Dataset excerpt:
<<<<

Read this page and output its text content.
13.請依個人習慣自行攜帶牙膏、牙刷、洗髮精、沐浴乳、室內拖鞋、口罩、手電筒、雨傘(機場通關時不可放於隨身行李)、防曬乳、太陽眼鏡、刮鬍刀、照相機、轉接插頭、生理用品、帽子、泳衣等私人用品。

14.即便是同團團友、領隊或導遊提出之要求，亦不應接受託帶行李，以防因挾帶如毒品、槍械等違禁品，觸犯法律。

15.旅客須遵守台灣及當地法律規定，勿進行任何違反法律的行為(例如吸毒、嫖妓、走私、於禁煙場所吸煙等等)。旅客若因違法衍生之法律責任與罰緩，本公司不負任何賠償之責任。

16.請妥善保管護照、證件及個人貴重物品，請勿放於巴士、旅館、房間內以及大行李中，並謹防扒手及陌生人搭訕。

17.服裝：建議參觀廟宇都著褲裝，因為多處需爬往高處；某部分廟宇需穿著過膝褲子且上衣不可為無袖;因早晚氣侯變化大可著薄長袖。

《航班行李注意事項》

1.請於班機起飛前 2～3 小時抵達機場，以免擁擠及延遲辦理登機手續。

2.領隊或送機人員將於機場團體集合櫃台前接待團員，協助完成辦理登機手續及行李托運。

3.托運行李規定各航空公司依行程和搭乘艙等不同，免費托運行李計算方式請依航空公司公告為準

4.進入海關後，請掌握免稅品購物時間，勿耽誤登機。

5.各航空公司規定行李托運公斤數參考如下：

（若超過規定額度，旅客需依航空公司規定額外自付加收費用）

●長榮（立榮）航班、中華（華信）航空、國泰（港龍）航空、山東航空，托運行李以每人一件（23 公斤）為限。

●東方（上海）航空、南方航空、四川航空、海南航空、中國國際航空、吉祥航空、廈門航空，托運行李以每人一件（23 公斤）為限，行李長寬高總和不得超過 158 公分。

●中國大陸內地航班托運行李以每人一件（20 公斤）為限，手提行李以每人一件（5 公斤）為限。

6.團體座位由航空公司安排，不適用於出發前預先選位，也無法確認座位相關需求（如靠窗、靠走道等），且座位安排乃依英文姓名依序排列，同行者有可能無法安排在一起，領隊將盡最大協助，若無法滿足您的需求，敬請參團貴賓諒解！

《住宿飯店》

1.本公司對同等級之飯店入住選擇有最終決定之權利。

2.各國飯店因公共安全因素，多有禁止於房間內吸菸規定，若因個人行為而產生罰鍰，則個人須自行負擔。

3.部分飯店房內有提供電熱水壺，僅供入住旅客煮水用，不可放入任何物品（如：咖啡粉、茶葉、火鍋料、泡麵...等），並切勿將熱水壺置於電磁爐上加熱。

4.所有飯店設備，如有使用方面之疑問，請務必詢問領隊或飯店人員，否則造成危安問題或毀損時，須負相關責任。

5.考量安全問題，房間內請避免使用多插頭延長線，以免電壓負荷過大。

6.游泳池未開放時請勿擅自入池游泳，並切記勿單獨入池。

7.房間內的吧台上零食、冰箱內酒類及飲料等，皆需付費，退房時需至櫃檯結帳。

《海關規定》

>>>>

→ Short exercise
Transcribe the whole listing with nothing added or left out.

→ Exercise answer
Read this page and output its text content.
13.請依個人習慣自行攜帶牙膏、牙刷、洗髮精、沐浴乳、室內拖鞋、口罩、手電筒、雨傘(機場通關時不可放於隨身行李)、防曬乳、太陽眼鏡、刮鬍刀、照相機、轉接插頭、生理用品、帽子、泳衣等私人用品。

14.即便是同團團友、領隊或導遊提出之要求，亦不應接受託帶行李，以防因挾帶如毒品、槍械等違禁品，觸犯法律。

15.旅客須遵守台灣及當地法律規定，勿進行任何違反法律的行為(例如吸毒、嫖妓、走私、於禁煙場所吸煙等等)。旅客若因違法衍生之法律責任與罰緩，本公司不負任何賠償之責任。

16.請妥善保管護照、證件及個人貴重物品，請勿放於巴士、旅館、房間內以及大行李中，並謹防扒手及陌生人搭訕。

17.服裝：建議參觀廟宇都著褲裝，因為多處需爬往高處；某部分廟宇需穿著過膝褲子且上衣不可為無袖;因早晚氣侯變化大可著薄長袖。

《航班行李注意事項》

1.請於班機起飛前 2～3 小時抵達機場，以免擁擠及延遲辦理登機手續。

2.領隊或送機人員將於機場團體集合櫃台前接待團員，協助完成辦理登機手續及行李托運。

3.托運行李規定各航空公司依行程和搭乘艙等不同，免費托運行李計算方式請依航空公司公告為準

4.進入海關後，請掌握免稅品購物時間，勿耽誤登機。

5.各航空公司規定行李托運公斤數參考如下：

（若超過規定額度，旅客需依航空公司規定額外自付加收費用）

●長榮（立榮）航班、中華（華信）航空、國泰（港龍）航空、山東航空，托運行李以每人一件（23 公斤）為限。

●東方（上海）航空、南方航空、四川航空、海南航空、中國國際航空、吉祥航空、廈門航空，托運行李以每人一件（23 公斤）為限，行李長寬高總和不得超過 158 公分。

●中國大陸內地航班托運行李以每人一件（20 公斤）為限，手提行李以每人一件（5 公斤）為限。

6.團體座位由航空公司安排，不適用於出發前預先選位，也無法確認座位相關需求（如靠窗、靠走道等），且座位安排乃依英文姓名依序排列，同行者有可能無法安排在一起，領隊將盡最大協助，若無法滿足您的需求，敬請參團貴賓諒解！

《住宿飯店》

1.本公司對同等級之飯店入住選擇有最終決定之權利。

2.各國飯店因公共安全因素，多有禁止於房間內吸菸規定，若因個人行為而產生罰鍰，則個人須自行負擔。

3.部分飯店房內有提供電熱水壺，僅供入住旅客煮水用，不可放入任何物品（如：咖啡粉、茶葉、火鍋料、泡麵...等），並切勿將熱水壺置於電磁爐上加熱。

4.所有飯店設備，如有使用方面之疑問，請務必詢問領隊或飯店人員，否則造成危安問題或毀損時，須負相關責任。

5.考量安全問題，房間內請避免使用多插頭延長線，以免電壓負荷過大。

6.游泳池未開放時請勿擅自入池游泳，並切記勿單獨入池。

7.房間內的吧台上零食、冰箱內酒類及飲料等，皆需付費，退房時需至櫃檯結帳。

《海關規定》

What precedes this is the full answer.